Instruction: State how many lines hold the string "contrast". Give the number and nothing else.

Material:

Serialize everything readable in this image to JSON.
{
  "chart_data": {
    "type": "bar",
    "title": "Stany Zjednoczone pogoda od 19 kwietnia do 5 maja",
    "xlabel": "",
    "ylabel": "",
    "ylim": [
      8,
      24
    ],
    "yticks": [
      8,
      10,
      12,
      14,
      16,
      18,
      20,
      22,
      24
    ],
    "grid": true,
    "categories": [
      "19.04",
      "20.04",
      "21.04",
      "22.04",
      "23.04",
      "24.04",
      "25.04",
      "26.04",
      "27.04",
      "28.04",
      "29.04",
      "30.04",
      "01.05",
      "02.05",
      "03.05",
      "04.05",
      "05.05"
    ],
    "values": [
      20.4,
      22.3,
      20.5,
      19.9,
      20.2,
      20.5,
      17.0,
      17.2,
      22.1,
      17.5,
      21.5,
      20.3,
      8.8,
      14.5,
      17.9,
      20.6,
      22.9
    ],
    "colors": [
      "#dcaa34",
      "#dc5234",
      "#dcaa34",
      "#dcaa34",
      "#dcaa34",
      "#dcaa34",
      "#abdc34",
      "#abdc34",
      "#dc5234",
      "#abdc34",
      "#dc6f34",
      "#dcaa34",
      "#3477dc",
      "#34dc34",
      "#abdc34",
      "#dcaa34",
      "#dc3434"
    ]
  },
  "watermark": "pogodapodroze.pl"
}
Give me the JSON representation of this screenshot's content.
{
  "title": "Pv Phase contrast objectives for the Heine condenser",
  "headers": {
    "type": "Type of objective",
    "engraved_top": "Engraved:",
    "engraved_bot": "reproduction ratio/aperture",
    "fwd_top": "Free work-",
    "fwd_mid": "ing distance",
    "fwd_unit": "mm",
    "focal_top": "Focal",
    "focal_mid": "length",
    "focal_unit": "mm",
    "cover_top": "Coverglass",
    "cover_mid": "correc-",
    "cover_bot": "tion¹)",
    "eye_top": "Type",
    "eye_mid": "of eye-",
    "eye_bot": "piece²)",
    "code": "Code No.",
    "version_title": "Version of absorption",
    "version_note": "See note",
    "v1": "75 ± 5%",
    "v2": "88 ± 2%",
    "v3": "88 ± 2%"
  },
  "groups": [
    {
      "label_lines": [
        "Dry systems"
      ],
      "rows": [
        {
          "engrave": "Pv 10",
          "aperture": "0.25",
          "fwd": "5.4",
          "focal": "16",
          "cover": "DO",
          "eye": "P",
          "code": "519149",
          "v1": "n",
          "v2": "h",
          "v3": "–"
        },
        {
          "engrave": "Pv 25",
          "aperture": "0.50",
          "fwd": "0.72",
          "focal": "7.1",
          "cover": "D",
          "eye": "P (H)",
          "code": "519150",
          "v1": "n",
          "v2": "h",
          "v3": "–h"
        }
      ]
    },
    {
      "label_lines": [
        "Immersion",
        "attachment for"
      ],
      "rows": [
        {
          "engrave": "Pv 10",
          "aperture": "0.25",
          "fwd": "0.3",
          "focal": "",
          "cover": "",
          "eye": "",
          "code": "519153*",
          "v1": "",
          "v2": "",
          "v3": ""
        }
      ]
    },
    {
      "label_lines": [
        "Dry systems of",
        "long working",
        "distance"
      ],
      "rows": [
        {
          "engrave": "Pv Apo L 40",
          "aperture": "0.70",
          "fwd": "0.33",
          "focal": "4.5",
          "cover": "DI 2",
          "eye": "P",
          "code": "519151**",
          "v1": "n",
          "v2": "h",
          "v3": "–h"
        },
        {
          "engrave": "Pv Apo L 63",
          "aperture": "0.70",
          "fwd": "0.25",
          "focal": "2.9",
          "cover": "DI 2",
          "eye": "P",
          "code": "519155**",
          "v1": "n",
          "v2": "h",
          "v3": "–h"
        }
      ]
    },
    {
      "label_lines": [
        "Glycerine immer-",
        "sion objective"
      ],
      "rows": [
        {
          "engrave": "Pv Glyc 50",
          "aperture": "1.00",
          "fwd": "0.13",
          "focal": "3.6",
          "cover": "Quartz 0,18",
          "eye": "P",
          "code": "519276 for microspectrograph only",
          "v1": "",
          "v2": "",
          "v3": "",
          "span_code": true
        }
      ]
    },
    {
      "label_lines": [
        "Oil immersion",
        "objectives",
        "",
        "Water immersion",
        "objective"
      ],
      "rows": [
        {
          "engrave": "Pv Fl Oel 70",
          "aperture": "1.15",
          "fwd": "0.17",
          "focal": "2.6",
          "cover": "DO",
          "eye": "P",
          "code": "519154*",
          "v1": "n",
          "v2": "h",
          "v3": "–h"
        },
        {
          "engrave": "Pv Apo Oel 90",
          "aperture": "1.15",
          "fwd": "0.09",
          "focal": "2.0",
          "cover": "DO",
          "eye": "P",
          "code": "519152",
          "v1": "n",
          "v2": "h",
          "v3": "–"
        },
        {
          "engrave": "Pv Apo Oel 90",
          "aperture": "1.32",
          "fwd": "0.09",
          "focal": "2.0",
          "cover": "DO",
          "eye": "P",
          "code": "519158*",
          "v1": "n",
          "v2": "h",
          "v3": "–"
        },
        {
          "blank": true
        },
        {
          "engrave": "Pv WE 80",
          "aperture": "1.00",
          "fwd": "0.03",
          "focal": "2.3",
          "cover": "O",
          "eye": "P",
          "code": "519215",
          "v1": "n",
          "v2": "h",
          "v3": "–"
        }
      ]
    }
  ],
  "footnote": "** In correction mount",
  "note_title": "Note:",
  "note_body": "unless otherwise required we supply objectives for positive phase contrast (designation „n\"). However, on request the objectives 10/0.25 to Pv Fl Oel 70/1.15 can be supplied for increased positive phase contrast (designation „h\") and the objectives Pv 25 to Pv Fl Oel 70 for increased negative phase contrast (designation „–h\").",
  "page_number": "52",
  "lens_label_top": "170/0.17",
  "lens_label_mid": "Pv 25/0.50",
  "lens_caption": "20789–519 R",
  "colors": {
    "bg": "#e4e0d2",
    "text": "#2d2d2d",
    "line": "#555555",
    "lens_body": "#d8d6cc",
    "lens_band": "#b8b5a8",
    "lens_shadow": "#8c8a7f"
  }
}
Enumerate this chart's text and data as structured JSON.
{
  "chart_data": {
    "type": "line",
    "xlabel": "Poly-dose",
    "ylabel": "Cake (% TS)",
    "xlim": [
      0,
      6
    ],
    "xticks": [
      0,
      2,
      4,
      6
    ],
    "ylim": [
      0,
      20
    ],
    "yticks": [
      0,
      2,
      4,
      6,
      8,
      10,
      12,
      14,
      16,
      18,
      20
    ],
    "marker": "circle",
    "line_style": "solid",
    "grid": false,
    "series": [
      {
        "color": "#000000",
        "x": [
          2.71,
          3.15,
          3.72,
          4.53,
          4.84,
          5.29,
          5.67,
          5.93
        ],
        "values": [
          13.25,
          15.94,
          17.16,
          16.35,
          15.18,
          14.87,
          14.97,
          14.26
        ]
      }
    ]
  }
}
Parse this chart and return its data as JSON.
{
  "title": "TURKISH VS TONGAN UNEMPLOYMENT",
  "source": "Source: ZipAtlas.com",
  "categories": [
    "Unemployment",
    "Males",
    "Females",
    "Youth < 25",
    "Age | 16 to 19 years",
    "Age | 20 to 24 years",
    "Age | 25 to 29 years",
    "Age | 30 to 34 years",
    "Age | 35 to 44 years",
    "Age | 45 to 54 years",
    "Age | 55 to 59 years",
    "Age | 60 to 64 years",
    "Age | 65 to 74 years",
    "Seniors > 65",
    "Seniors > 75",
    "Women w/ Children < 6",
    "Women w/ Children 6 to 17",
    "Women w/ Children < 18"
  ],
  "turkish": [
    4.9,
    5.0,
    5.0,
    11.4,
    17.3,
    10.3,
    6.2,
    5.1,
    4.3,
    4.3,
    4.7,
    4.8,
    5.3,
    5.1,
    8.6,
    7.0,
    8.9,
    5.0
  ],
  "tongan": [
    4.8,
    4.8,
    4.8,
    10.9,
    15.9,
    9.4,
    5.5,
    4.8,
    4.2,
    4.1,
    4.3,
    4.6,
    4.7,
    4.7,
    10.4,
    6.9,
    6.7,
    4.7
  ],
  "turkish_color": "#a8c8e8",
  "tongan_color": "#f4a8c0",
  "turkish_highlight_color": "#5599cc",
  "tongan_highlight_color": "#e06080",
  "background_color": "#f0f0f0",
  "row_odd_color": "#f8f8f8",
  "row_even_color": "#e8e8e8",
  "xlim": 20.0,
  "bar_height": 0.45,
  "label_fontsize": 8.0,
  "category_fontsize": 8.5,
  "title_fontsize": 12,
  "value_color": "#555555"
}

Output: 2